▸ **DESCRIPTION OF THE TASK**
Gather all lines from the material that contain "JSON".

▸ **RECORDS FOR PROCESSING**

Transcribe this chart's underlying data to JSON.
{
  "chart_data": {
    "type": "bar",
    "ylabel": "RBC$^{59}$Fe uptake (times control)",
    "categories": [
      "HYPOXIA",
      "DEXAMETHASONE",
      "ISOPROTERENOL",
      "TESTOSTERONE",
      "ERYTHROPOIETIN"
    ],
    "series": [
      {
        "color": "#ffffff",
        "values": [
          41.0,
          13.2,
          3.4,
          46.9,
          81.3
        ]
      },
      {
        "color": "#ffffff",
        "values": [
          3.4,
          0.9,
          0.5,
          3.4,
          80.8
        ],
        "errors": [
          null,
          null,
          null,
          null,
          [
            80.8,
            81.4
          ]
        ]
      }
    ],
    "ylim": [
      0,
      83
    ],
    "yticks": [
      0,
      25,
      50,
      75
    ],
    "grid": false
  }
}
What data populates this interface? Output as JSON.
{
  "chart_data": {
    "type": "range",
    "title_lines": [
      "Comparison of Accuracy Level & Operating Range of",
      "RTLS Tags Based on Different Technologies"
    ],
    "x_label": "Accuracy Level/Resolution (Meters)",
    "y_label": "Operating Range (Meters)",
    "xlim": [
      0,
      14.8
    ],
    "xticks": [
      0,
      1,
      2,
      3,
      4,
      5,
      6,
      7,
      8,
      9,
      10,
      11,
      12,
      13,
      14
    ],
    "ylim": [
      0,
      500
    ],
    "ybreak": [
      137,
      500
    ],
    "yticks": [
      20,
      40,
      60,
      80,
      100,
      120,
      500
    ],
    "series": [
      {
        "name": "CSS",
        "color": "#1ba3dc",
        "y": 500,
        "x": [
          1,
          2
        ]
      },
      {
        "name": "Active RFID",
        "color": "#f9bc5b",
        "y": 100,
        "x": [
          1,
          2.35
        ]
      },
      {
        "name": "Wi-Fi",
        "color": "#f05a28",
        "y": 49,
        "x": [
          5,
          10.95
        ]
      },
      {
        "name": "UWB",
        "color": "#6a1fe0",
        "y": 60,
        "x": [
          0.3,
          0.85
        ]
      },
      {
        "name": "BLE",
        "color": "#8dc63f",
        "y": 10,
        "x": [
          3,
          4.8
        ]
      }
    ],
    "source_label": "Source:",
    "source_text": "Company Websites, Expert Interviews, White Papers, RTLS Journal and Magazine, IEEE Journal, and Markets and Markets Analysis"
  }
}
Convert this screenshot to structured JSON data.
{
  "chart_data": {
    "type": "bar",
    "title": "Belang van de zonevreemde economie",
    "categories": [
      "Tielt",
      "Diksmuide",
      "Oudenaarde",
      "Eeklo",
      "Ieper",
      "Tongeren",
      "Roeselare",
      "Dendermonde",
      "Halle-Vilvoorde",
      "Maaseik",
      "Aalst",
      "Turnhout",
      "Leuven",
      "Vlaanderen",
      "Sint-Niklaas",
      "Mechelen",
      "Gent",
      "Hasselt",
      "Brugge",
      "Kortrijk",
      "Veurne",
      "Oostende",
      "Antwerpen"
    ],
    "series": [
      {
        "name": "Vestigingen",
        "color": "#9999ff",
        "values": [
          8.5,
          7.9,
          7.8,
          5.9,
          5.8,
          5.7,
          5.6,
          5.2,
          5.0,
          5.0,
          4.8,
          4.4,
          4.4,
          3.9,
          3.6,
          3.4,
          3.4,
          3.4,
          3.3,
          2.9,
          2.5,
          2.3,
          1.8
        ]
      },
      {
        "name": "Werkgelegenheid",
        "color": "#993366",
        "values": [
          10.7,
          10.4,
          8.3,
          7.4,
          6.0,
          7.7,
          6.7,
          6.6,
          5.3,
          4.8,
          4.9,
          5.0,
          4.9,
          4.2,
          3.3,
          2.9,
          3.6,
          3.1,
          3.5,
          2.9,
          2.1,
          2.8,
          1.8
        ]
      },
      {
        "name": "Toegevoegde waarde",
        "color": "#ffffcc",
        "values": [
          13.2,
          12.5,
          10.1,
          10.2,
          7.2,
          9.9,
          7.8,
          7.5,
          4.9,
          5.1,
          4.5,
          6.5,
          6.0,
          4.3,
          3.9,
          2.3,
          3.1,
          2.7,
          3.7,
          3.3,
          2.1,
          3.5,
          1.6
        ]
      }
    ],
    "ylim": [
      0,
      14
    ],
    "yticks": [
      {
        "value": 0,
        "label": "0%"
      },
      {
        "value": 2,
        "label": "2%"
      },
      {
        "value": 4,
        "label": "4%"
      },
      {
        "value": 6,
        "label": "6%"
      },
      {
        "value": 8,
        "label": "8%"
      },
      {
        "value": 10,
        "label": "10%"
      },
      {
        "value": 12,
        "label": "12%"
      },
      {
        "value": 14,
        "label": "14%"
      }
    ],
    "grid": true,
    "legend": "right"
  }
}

▸ **FULL ANSWER**
Transcribe this chart's underlying data to JSON.
What data populates this interface? Output as JSON.
Convert this screenshot to structured JSON data.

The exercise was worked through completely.